[Lines of data]

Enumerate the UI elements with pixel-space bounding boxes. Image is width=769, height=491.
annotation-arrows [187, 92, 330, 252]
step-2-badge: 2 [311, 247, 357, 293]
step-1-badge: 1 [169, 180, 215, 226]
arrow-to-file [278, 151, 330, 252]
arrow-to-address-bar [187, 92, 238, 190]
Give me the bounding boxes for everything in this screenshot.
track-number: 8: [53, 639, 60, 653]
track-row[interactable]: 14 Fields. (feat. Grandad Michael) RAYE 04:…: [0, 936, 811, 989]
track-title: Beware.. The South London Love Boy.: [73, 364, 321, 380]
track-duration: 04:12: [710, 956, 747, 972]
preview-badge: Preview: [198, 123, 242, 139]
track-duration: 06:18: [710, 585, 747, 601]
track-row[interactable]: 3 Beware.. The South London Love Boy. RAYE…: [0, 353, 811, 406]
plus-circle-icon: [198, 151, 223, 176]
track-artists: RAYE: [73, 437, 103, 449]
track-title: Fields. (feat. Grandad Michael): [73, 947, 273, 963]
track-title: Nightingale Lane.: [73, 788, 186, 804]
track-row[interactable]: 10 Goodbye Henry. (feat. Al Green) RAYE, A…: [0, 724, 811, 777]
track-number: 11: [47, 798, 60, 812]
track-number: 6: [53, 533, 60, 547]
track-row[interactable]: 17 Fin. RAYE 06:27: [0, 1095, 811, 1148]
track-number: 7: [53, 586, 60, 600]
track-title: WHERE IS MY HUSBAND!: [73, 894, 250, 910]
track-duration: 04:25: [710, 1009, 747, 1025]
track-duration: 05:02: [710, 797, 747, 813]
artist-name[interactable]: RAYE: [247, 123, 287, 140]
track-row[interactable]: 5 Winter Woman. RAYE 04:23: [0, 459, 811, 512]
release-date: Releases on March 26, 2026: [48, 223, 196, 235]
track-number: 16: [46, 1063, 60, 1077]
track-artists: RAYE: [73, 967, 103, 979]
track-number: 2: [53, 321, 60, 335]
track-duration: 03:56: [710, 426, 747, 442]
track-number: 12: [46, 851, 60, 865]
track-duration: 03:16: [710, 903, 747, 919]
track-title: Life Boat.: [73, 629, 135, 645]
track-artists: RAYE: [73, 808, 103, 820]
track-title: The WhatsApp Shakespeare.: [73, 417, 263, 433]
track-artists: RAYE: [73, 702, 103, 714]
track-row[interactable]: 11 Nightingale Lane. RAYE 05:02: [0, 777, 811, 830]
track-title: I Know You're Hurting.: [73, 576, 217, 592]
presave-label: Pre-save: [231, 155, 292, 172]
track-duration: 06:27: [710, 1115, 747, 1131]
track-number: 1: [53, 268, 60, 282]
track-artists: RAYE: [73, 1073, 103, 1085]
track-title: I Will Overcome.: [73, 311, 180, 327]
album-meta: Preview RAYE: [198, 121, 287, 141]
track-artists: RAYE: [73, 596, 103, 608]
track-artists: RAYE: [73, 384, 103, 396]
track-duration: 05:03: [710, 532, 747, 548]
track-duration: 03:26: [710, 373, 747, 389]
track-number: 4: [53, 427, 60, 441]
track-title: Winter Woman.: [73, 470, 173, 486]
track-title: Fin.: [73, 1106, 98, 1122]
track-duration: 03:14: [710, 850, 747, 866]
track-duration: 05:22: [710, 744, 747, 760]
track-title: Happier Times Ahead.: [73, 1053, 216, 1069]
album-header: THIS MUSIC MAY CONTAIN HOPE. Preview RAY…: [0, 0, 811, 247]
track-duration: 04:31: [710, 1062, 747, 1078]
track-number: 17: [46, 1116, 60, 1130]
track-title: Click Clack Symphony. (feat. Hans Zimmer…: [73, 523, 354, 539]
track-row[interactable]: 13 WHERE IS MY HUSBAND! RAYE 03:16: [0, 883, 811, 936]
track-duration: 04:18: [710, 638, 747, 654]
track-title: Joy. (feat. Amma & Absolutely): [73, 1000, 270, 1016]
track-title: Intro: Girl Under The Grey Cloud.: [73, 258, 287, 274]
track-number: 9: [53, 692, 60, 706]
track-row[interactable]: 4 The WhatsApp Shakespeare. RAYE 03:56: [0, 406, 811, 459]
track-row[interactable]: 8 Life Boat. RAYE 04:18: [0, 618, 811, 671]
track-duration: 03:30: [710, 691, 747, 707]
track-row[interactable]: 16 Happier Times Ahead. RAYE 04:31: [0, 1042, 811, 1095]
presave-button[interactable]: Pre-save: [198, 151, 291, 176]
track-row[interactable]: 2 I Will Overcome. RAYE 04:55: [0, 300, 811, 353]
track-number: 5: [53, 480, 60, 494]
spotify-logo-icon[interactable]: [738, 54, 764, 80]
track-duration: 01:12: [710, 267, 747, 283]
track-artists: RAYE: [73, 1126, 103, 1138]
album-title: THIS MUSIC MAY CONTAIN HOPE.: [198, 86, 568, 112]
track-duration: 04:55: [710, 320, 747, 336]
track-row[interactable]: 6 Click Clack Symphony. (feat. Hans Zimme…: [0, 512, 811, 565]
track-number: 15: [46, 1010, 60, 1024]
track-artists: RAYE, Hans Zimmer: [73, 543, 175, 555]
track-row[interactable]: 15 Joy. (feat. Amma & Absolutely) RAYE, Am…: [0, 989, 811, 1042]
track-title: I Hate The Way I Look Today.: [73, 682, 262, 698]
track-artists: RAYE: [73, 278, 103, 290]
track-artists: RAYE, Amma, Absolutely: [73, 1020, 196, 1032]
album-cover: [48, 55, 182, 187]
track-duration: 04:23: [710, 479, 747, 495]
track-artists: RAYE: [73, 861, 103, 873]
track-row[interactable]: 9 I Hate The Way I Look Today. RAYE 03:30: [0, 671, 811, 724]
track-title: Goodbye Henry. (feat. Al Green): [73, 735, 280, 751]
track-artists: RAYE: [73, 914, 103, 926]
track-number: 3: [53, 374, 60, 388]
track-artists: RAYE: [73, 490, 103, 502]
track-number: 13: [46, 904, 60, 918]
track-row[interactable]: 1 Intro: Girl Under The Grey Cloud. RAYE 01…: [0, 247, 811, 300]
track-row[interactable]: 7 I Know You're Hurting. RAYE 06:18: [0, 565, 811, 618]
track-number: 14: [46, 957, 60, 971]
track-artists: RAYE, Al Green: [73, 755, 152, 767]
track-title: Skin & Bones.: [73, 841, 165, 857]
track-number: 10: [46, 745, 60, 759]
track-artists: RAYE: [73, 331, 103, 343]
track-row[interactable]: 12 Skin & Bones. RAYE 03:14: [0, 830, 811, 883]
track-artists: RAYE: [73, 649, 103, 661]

**Short task**
Could you echo every one of the records above back verbatim, with nothing changed, left out, or added?

**Written answer**
Enumerate the UI elements with pixel-space bounding boxes. Image is width=769, height=491.
annotation-arrows [187, 92, 330, 252]
step-2-badge: 2 [311, 247, 357, 293]
step-1-badge: 1 [169, 180, 215, 226]
arrow-to-file [278, 151, 330, 252]
arrow-to-address-bar [187, 92, 238, 190]
Give me the bounding boxes for everything in this screenshot.
track-number: 8: [53, 639, 60, 653]
track-row[interactable]: 14 Fields. (feat. Grandad Michael) RAYE 04:…: [0, 936, 811, 989]
track-title: Beware.. The South London Love Boy.: [73, 364, 321, 380]
track-duration: 04:12: [710, 956, 747, 972]
preview-badge: Preview: [198, 123, 242, 139]
track-duration: 06:18: [710, 585, 747, 601]
track-row[interactable]: 3 Beware.. The South London Love Boy. RAYE…: [0, 353, 811, 406]
plus-circle-icon: [198, 151, 223, 176]
track-artists: RAYE: [73, 437, 103, 449]
track-title: Fields. (feat. Grandad Michael): [73, 947, 273, 963]
track-title: Nightingale Lane.: [73, 788, 186, 804]
track-row[interactable]: 10 Goodbye Henry. (feat. Al Green) RAYE, A…: [0, 724, 811, 777]
track-number: 11: [47, 798, 60, 812]
track-number: 6: [53, 533, 60, 547]
track-row[interactable]: 17 Fin. RAYE 06:27: [0, 1095, 811, 1148]
track-number: 7: [53, 586, 60, 600]
track-title: WHERE IS MY HUSBAND!: [73, 894, 250, 910]
track-duration: 04:25: [710, 1009, 747, 1025]
track-duration: 05:02: [710, 797, 747, 813]
artist-name[interactable]: RAYE: [247, 123, 287, 140]
track-row[interactable]: 5 Winter Woman. RAYE 04:23: [0, 459, 811, 512]
release-date: Releases on March 26, 2026: [48, 223, 196, 235]
track-number: 16: [46, 1063, 60, 1077]
track-artists: RAYE: [73, 967, 103, 979]
track-number: 2: [53, 321, 60, 335]
track-duration: 03:56: [710, 426, 747, 442]
track-number: 12: [46, 851, 60, 865]
track-duration: 03:16: [710, 903, 747, 919]
track-title: Life Boat.: [73, 629, 135, 645]
track-artists: RAYE: [73, 808, 103, 820]
track-title: The WhatsApp Shakespeare.: [73, 417, 263, 433]
track-artists: RAYE: [73, 702, 103, 714]
track-row[interactable]: 11 Nightingale Lane. RAYE 05:02: [0, 777, 811, 830]
track-title: I Know You're Hurting.: [73, 576, 217, 592]
presave-label: Pre-save: [231, 155, 292, 172]
track-duration: 06:27: [710, 1115, 747, 1131]
track-number: 1: [53, 268, 60, 282]
track-artists: RAYE: [73, 1073, 103, 1085]
track-title: I Will Overcome.: [73, 311, 180, 327]
album-meta: Preview RAYE: [198, 121, 287, 141]
track-artists: RAYE: [73, 596, 103, 608]
track-artists: RAYE: [73, 384, 103, 396]
track-duration: 05:03: [710, 532, 747, 548]
track-duration: 03:26: [710, 373, 747, 389]
track-number: 4: [53, 427, 60, 441]
track-title: Winter Woman.: [73, 470, 173, 486]
track-title: Fin.: [73, 1106, 98, 1122]
track-duration: 03:14: [710, 850, 747, 866]
track-duration: 05:22: [710, 744, 747, 760]
track-title: Happier Times Ahead.: [73, 1053, 216, 1069]
album-header: THIS MUSIC MAY CONTAIN HOPE. Preview RAY…: [0, 0, 811, 247]
track-duration: 04:31: [710, 1062, 747, 1078]
track-number: 17: [46, 1116, 60, 1130]
track-title: Click Clack Symphony. (feat. Hans Zimmer…: [73, 523, 354, 539]
track-row[interactable]: 13 WHERE IS MY HUSBAND! RAYE 03:16: [0, 883, 811, 936]
track-duration: 04:18: [710, 638, 747, 654]
track-title: Joy. (feat. Amma & Absolutely): [73, 1000, 270, 1016]
track-title: Intro: Girl Under The Grey Cloud.: [73, 258, 287, 274]
track-number: 9: [53, 692, 60, 706]
track-row[interactable]: 4 The WhatsApp Shakespeare. RAYE 03:56: [0, 406, 811, 459]
track-row[interactable]: 8 Life Boat. RAYE 04:18: [0, 618, 811, 671]
track-duration: 03:30: [710, 691, 747, 707]
track-row[interactable]: 16 Happier Times Ahead. RAYE 04:31: [0, 1042, 811, 1095]
presave-button[interactable]: Pre-save: [198, 151, 291, 176]
track-row[interactable]: 2 I Will Overcome. RAYE 04:55: [0, 300, 811, 353]
track-number: 5: [53, 480, 60, 494]
spotify-logo-icon[interactable]: [738, 54, 764, 80]
track-duration: 01:12: [710, 267, 747, 283]
track-artists: RAYE: [73, 1126, 103, 1138]
album-title: THIS MUSIC MAY CONTAIN HOPE.: [198, 86, 568, 112]
track-duration: 04:55: [710, 320, 747, 336]
track-row[interactable]: 6 Click Clack Symphony. (feat. Hans Zimme…: [0, 512, 811, 565]
track-number: 15: [46, 1010, 60, 1024]
track-artists: RAYE, Hans Zimmer: [73, 543, 175, 555]
track-row[interactable]: 15 Joy. (feat. Amma & Absolutely) RAYE, Am…: [0, 989, 811, 1042]
track-title: I Hate The Way I Look Today.: [73, 682, 262, 698]
track-artists: RAYE: [73, 278, 103, 290]
track-artists: RAYE, Amma, Absolutely: [73, 1020, 196, 1032]
album-cover: [48, 55, 182, 187]
track-duration: 04:23: [710, 479, 747, 495]
track-artists: RAYE: [73, 861, 103, 873]
track-row[interactable]: 9 I Hate The Way I Look Today. RAYE 03:30: [0, 671, 811, 724]
track-title: Goodbye Henry. (feat. Al Green): [73, 735, 280, 751]
track-artists: RAYE: [73, 914, 103, 926]
track-number: 3: [53, 374, 60, 388]
track-artists: RAYE: [73, 490, 103, 502]
track-number: 13: [46, 904, 60, 918]
track-row[interactable]: 1 Intro: Girl Under The Grey Cloud. RAYE 01…: [0, 247, 811, 300]
track-row[interactable]: 7 I Know You're Hurting. RAYE 06:18: [0, 565, 811, 618]
track-number: 14: [46, 957, 60, 971]
track-artists: RAYE, Al Green: [73, 755, 152, 767]
track-title: Skin & Bones.: [73, 841, 165, 857]
track-number: 10: [46, 745, 60, 759]
track-artists: RAYE: [73, 331, 103, 343]
track-row[interactable]: 12 Skin & Bones. RAYE 03:14: [0, 830, 811, 883]
track-artists: RAYE: [73, 649, 103, 661]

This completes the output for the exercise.